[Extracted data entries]
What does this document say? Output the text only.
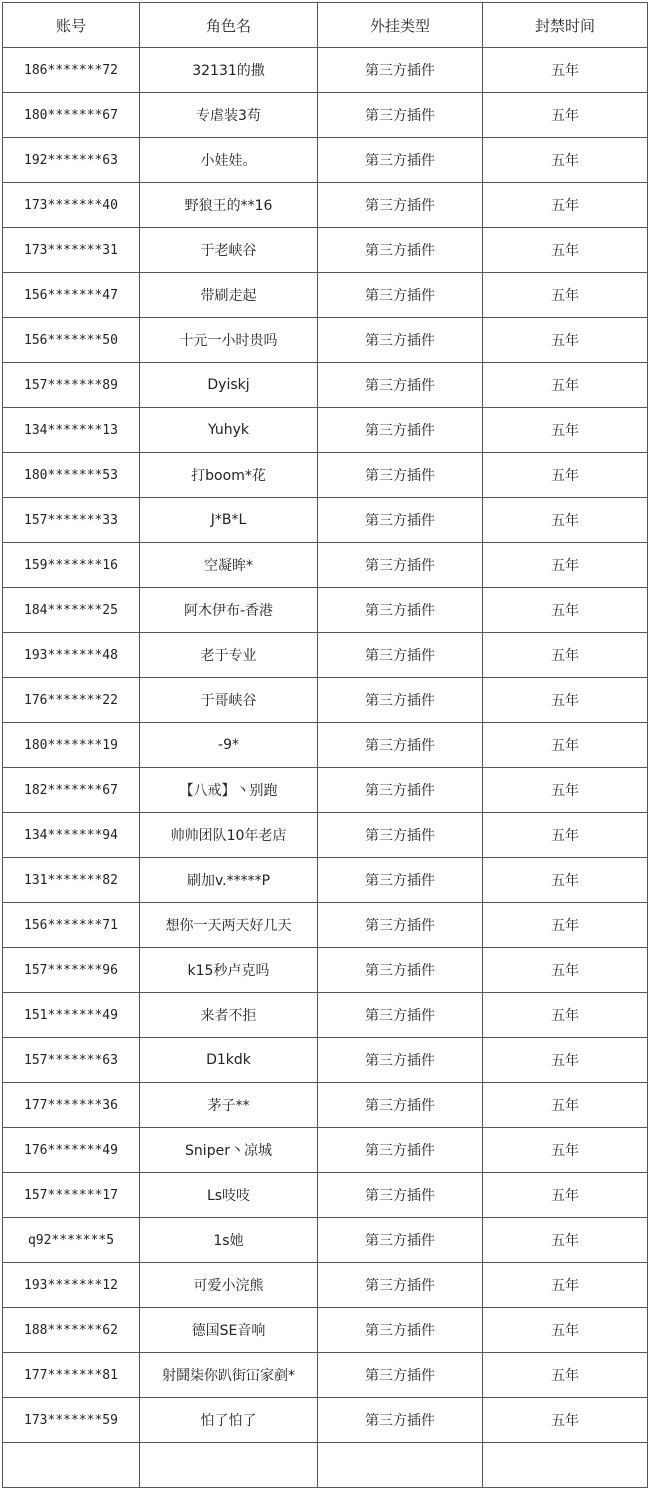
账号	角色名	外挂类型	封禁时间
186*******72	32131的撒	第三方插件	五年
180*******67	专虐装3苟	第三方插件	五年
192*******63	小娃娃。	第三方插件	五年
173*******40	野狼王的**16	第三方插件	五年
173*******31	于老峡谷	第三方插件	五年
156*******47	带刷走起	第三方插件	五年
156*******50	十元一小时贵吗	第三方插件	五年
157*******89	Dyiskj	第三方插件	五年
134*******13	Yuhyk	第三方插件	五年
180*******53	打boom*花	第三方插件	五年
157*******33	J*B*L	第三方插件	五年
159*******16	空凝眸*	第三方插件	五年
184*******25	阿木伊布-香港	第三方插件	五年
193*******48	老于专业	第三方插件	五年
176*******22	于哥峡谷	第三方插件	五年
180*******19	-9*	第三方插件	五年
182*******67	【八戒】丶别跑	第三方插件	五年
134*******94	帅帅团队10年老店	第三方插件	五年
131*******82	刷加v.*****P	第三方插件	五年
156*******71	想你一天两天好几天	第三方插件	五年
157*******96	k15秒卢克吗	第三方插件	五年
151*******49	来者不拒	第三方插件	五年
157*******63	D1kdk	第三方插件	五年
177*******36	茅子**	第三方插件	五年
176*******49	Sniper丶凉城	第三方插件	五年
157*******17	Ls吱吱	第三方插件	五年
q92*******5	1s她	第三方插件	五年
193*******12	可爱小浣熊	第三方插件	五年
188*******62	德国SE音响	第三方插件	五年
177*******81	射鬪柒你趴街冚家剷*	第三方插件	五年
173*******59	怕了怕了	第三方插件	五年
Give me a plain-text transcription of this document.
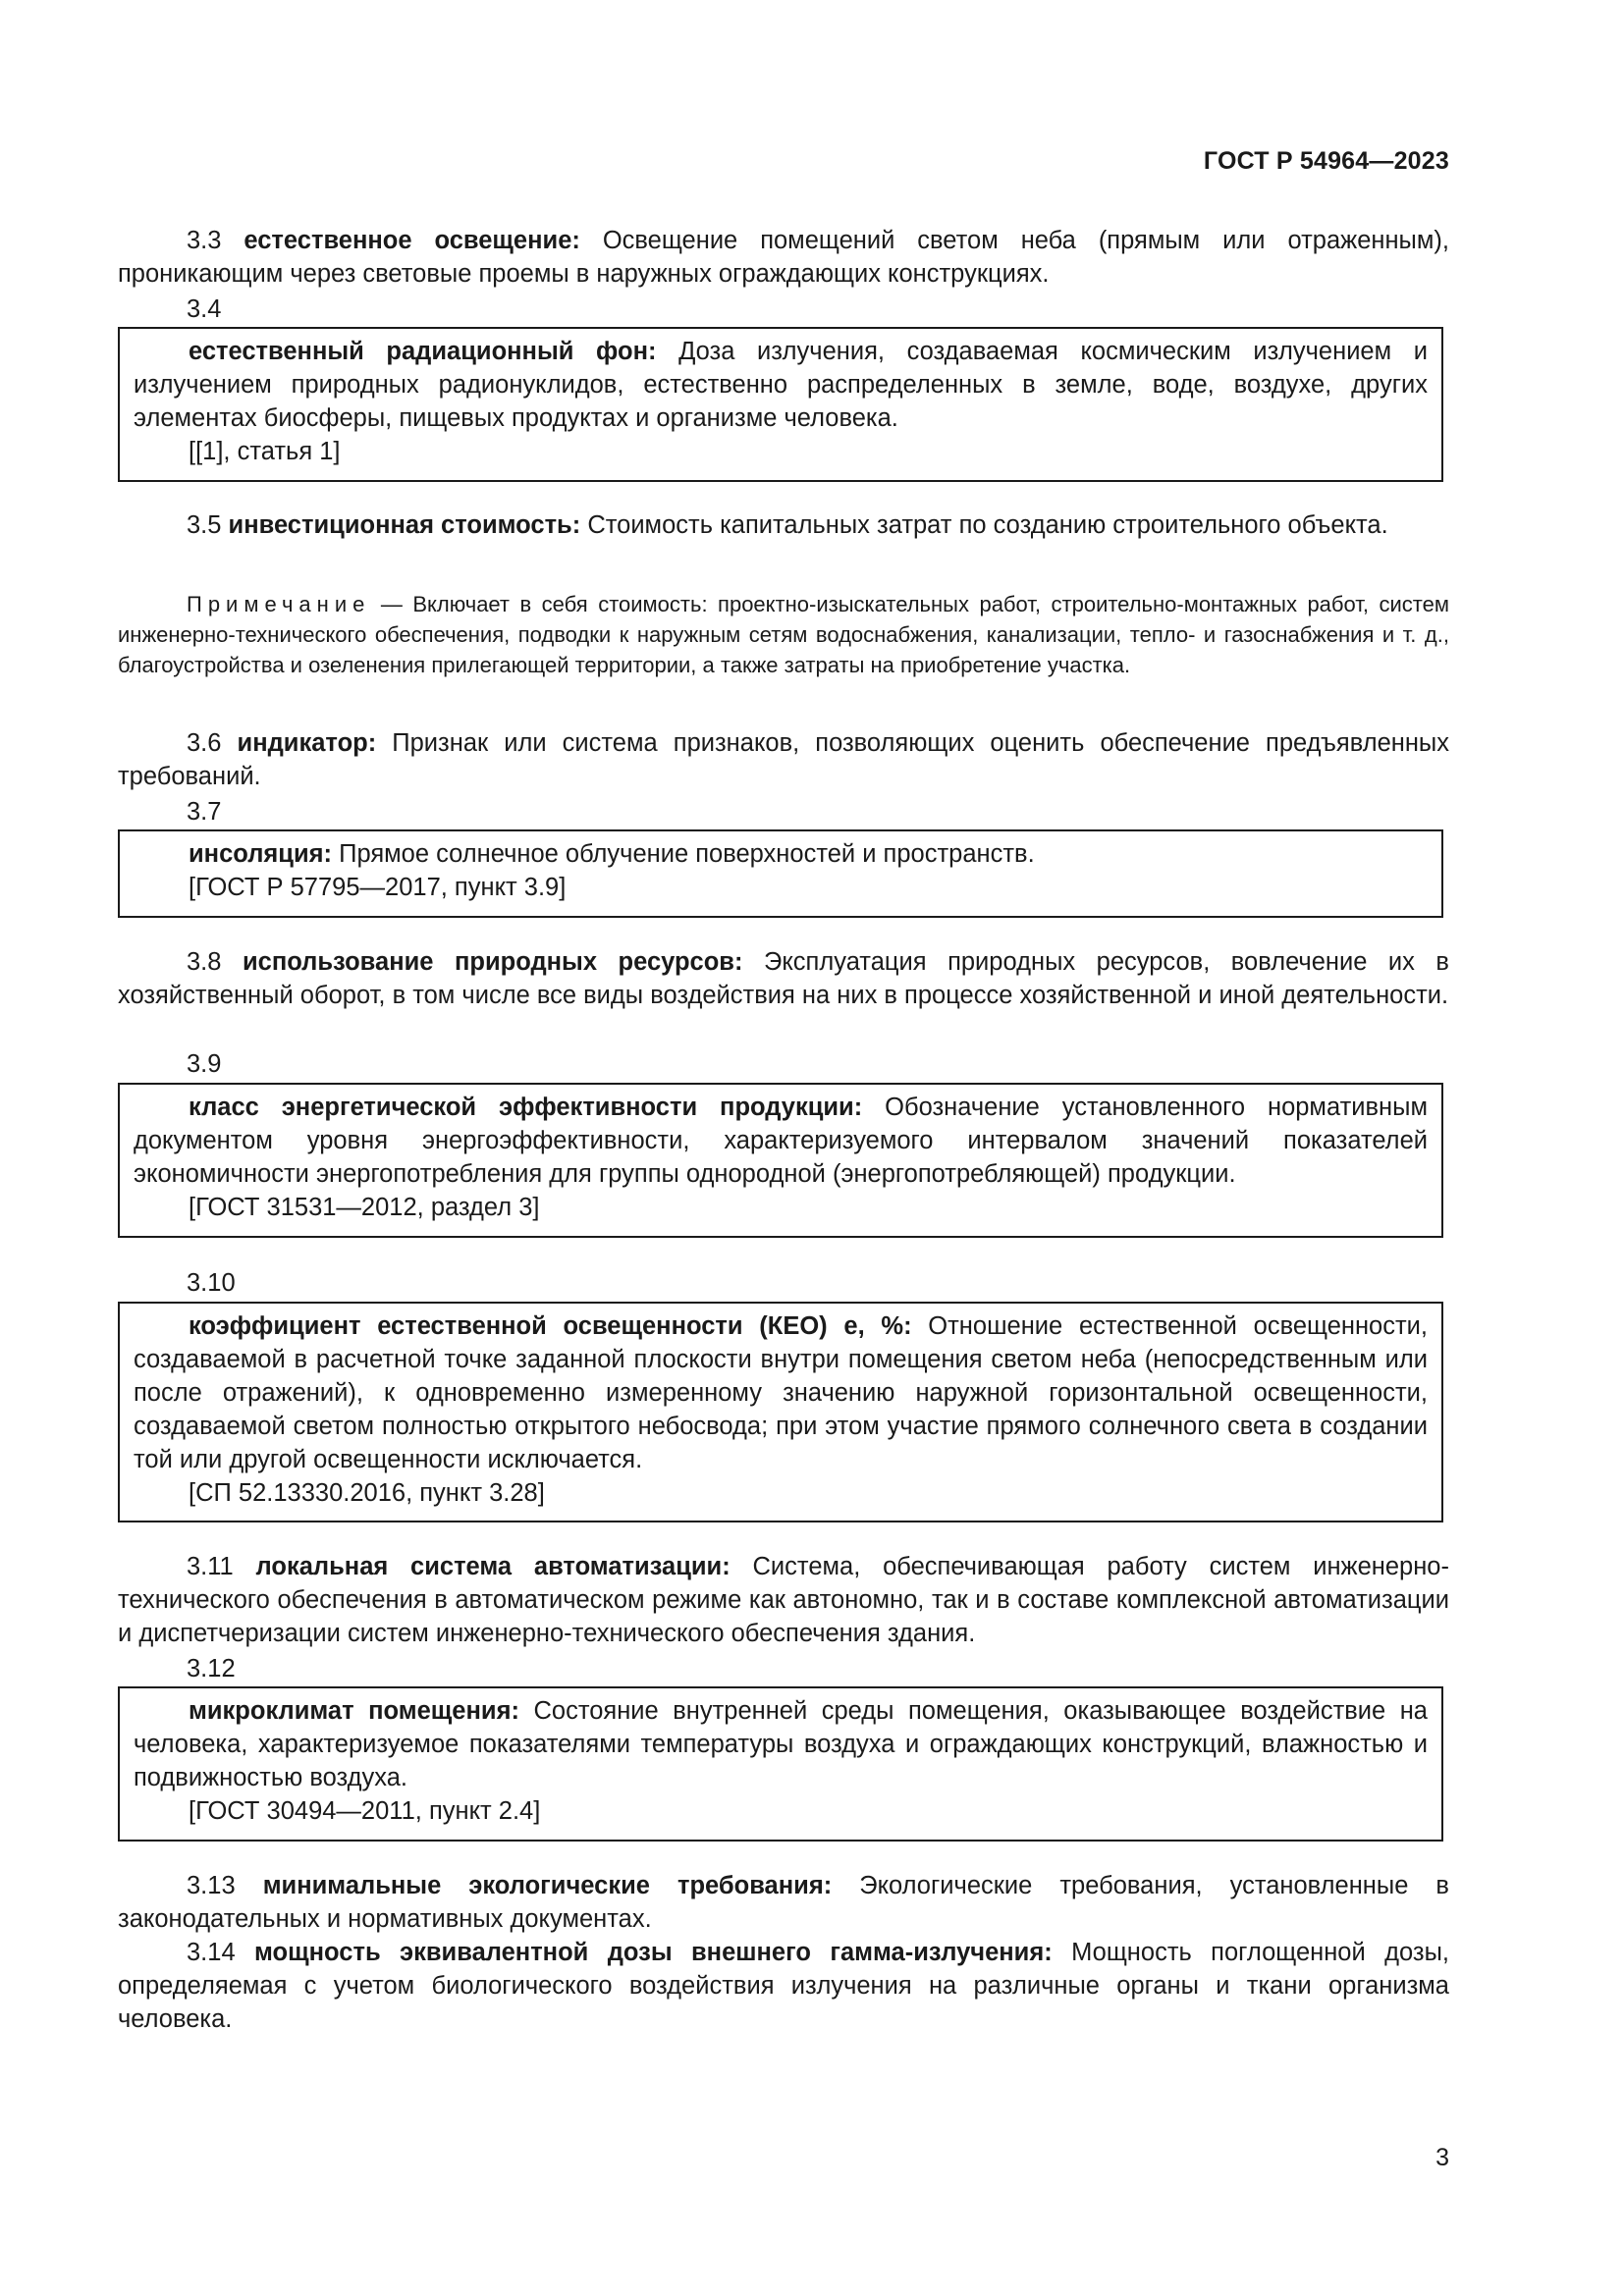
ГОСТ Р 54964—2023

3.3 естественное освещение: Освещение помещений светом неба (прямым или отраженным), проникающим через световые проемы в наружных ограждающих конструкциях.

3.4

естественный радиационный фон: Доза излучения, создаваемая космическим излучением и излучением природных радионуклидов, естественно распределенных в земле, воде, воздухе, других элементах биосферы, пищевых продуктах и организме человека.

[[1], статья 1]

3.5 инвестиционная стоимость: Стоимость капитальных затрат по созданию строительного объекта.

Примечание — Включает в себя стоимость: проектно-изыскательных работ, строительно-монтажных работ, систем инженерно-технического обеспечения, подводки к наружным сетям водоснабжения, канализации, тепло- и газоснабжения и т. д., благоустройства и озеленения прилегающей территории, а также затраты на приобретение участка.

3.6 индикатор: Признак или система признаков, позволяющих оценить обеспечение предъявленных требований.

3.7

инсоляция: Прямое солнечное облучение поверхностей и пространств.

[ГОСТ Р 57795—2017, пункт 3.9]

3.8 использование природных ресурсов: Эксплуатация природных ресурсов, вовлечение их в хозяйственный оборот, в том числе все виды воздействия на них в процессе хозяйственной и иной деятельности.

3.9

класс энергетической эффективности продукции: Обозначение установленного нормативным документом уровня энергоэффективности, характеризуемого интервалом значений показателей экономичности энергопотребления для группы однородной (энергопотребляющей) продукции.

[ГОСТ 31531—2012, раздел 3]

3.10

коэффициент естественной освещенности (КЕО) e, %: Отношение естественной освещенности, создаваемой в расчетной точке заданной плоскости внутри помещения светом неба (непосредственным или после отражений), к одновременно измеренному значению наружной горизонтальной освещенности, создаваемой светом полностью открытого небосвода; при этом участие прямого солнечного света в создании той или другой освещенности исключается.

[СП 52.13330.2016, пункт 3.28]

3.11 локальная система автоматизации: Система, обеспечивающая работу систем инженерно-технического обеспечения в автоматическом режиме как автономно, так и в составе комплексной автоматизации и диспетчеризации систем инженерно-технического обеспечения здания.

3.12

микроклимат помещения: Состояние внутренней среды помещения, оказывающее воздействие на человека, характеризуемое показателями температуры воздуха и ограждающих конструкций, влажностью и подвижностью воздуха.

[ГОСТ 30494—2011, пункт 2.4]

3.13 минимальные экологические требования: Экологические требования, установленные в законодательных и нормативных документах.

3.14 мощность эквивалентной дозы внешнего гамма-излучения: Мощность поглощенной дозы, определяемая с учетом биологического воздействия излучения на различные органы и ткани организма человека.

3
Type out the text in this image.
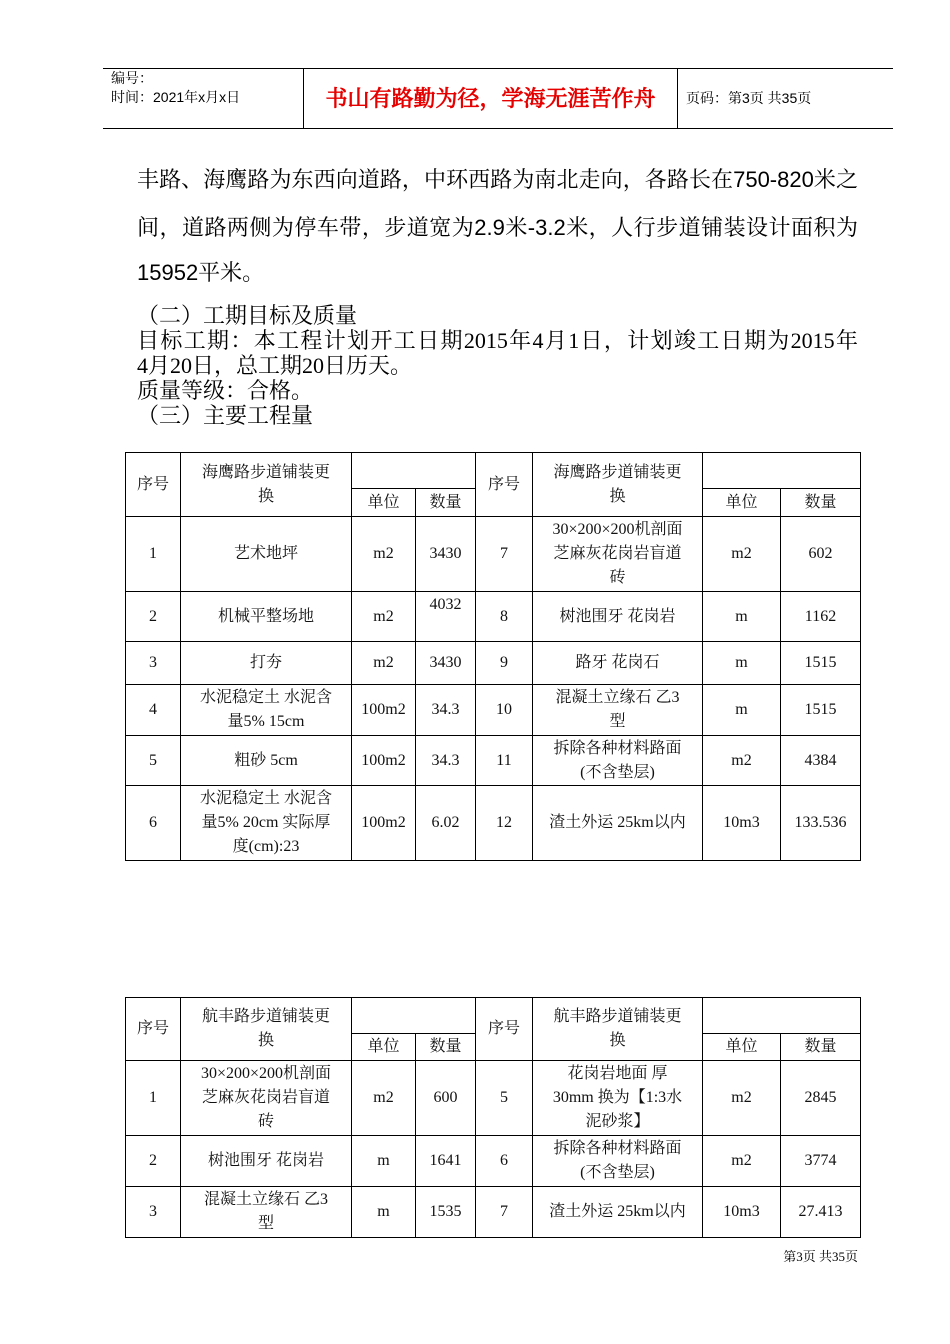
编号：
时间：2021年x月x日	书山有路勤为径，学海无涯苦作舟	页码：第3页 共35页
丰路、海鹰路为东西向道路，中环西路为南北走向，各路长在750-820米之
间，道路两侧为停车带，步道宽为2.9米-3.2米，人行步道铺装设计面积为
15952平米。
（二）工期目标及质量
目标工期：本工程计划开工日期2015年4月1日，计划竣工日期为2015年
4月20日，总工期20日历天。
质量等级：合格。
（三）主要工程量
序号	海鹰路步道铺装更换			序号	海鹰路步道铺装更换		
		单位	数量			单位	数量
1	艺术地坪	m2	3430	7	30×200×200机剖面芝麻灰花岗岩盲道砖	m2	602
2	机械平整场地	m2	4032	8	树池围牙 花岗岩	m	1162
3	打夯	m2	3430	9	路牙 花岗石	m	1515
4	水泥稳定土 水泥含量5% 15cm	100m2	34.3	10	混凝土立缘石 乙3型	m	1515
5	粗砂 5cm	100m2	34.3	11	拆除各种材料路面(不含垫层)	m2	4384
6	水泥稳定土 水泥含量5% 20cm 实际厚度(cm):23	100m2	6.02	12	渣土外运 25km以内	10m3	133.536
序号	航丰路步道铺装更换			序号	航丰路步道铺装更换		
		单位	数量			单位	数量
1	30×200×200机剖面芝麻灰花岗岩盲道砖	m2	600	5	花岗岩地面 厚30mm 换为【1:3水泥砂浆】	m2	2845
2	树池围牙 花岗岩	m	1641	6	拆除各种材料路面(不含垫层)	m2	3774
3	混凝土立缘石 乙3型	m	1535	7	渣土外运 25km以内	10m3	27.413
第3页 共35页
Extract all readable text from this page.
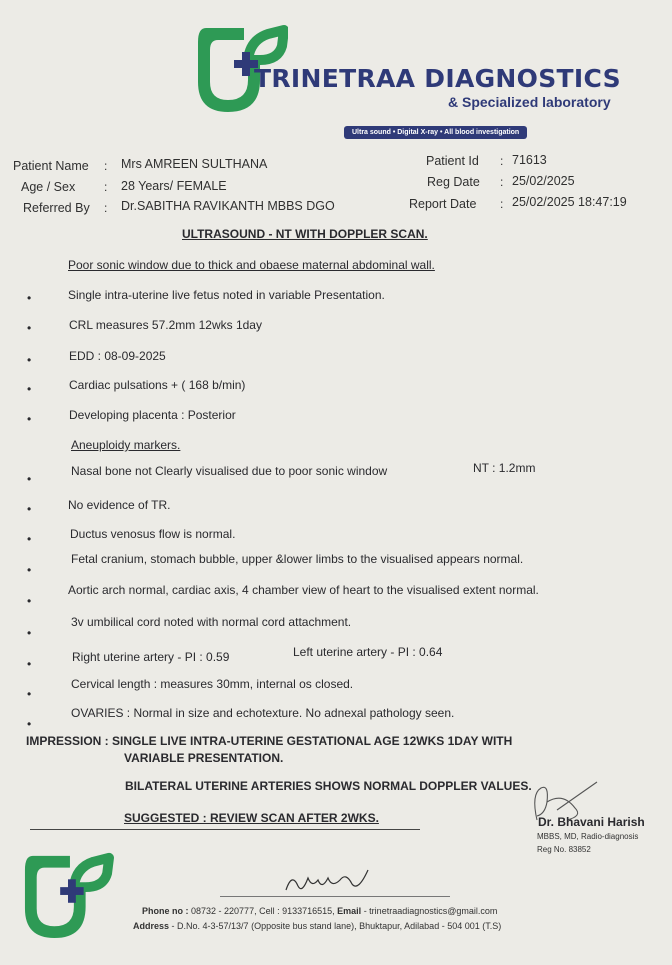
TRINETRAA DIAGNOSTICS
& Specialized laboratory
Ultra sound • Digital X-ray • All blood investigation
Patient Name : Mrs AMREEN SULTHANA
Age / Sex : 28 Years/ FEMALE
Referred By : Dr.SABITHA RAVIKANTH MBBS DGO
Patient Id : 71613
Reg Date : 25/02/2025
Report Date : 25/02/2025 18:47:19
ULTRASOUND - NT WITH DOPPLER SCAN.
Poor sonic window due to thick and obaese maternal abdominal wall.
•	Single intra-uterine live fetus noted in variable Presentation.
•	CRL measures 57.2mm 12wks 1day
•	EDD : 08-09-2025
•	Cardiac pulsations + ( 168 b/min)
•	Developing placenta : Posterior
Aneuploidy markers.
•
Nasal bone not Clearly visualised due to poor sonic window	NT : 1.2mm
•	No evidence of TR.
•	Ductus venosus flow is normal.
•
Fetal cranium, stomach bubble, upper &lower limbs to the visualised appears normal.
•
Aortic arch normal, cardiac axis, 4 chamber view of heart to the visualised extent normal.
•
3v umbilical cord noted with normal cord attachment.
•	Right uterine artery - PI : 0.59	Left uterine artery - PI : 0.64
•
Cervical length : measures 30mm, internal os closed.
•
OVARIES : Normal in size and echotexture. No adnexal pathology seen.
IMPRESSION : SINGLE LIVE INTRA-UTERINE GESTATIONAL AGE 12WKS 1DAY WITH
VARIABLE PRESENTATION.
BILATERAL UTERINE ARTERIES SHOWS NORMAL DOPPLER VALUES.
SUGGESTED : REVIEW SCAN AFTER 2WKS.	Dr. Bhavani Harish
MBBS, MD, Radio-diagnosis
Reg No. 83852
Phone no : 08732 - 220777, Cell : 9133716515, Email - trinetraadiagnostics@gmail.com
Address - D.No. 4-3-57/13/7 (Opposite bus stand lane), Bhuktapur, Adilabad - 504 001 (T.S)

- [Stated task]
Display every line of the listing that contains the string "SCAN".

- [Task solution]
ULTRASOUND - NT WITH DOPPLER SCAN.
SUGGESTED : REVIEW SCAN AFTER 2WKS.	Dr. Bhavani Harish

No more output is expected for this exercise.